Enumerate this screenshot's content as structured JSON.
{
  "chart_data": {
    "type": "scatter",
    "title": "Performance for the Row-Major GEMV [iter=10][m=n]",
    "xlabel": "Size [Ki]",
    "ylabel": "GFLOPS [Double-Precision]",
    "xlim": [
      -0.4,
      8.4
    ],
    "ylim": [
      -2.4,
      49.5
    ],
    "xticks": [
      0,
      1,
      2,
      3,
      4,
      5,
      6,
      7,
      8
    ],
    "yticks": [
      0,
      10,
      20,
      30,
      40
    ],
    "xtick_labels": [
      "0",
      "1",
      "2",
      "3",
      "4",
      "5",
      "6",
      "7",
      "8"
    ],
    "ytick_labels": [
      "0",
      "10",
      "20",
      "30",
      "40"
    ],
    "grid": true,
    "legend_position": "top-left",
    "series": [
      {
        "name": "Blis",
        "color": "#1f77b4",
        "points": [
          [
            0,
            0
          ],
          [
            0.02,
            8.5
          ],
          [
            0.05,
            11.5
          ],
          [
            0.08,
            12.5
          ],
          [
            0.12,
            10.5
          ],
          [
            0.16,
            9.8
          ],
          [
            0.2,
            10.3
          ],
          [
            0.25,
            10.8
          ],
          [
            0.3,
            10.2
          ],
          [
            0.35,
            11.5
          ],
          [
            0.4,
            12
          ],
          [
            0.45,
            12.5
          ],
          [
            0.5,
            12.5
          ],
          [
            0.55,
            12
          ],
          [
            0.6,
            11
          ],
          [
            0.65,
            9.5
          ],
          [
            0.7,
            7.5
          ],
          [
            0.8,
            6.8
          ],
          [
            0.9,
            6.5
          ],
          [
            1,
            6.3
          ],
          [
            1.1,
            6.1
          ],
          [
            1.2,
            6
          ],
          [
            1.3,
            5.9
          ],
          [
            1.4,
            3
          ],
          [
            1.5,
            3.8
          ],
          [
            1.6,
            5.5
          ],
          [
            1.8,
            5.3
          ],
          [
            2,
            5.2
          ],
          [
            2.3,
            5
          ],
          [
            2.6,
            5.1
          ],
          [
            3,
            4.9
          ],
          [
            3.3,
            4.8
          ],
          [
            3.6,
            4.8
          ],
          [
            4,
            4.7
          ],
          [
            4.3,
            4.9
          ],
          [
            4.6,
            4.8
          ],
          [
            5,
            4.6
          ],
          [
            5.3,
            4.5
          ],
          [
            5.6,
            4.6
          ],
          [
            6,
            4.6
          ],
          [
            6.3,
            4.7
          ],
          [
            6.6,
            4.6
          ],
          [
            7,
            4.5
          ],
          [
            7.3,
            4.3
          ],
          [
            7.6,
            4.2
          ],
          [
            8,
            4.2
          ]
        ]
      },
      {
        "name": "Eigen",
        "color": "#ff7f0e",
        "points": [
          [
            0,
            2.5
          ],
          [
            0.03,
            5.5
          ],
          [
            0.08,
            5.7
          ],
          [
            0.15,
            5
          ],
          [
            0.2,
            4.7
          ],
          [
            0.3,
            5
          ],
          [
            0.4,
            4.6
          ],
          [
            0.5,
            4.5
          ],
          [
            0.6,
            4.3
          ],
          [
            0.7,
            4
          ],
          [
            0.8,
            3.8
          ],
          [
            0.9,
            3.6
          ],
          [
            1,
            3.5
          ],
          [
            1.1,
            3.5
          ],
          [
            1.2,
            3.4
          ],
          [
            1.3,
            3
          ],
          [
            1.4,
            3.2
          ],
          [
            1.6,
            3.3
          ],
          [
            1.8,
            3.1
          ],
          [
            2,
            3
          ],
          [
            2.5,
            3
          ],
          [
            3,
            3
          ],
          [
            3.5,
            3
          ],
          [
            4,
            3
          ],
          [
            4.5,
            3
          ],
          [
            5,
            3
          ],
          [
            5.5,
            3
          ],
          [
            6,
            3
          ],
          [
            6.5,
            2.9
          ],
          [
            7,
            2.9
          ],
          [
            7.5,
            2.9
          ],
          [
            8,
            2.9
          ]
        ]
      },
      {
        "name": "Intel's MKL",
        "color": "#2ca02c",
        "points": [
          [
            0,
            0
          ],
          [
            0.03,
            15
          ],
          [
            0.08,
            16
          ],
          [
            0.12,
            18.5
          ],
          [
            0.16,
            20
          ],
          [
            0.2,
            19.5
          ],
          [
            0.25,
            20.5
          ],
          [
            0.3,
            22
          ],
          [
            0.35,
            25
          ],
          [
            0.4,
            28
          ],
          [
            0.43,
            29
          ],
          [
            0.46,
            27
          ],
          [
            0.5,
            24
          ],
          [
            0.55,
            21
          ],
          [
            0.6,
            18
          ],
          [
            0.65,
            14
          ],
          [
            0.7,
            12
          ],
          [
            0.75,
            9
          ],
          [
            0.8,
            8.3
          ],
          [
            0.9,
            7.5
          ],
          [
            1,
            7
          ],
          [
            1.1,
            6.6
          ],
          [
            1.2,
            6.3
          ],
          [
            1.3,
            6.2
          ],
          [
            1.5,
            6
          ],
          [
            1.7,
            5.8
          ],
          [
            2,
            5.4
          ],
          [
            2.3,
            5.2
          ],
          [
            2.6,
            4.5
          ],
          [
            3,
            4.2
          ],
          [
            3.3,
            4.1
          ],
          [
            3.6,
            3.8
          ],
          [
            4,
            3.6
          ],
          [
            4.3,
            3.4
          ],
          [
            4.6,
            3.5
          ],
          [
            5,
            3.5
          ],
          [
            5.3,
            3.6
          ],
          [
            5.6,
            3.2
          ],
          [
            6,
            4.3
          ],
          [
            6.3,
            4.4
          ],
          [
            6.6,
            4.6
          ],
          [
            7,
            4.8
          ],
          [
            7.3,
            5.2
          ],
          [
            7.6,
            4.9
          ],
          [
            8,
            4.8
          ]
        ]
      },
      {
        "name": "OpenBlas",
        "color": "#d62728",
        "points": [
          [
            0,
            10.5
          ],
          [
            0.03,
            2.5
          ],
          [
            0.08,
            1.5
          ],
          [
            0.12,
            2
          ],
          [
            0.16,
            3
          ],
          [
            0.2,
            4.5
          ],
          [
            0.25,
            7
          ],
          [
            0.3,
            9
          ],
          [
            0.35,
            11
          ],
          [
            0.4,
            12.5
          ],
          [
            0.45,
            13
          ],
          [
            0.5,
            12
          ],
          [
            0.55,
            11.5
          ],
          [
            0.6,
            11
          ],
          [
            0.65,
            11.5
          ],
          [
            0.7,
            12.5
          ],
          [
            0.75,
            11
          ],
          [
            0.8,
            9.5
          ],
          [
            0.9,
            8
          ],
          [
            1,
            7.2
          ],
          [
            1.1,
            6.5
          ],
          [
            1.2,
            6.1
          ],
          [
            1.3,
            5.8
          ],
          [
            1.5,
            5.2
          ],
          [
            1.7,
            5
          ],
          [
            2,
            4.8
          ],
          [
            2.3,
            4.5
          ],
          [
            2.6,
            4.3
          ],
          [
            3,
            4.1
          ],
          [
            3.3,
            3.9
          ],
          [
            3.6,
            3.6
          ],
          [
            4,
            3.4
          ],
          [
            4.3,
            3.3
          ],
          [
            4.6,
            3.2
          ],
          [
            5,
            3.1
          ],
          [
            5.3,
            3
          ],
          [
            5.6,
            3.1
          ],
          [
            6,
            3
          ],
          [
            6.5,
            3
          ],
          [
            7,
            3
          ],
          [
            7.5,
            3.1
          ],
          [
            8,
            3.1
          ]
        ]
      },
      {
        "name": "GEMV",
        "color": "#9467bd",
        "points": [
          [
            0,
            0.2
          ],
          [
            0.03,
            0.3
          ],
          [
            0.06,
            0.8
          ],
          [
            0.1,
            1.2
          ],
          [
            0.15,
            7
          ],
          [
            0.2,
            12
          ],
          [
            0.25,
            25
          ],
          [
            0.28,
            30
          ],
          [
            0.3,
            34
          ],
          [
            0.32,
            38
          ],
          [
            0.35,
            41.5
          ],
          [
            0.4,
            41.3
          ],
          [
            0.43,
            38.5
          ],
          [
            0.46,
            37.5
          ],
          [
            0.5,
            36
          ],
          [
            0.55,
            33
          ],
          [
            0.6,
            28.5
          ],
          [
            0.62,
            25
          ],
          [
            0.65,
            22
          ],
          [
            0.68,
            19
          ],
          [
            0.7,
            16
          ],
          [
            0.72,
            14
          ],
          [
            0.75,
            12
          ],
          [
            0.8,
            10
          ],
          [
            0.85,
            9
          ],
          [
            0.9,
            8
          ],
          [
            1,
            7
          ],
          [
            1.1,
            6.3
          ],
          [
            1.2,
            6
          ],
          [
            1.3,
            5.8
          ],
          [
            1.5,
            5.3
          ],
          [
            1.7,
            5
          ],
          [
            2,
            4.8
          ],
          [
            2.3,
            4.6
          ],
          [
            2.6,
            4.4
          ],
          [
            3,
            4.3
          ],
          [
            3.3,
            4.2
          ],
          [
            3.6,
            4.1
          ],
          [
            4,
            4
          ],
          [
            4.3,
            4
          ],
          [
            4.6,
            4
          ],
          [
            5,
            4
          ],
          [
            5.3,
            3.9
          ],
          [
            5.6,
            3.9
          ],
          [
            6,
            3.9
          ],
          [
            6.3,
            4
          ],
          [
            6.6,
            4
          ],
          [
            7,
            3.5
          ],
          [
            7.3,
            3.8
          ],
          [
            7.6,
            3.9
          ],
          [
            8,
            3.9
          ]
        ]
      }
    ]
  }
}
____________________
# [Work to be completed]
Consider the entries above and return each line with the string "GEMV".

# [Complete output]
    "title": "Performance for the Row-Major GEMV [iter=10][m=n]",
        "name": "GEMV",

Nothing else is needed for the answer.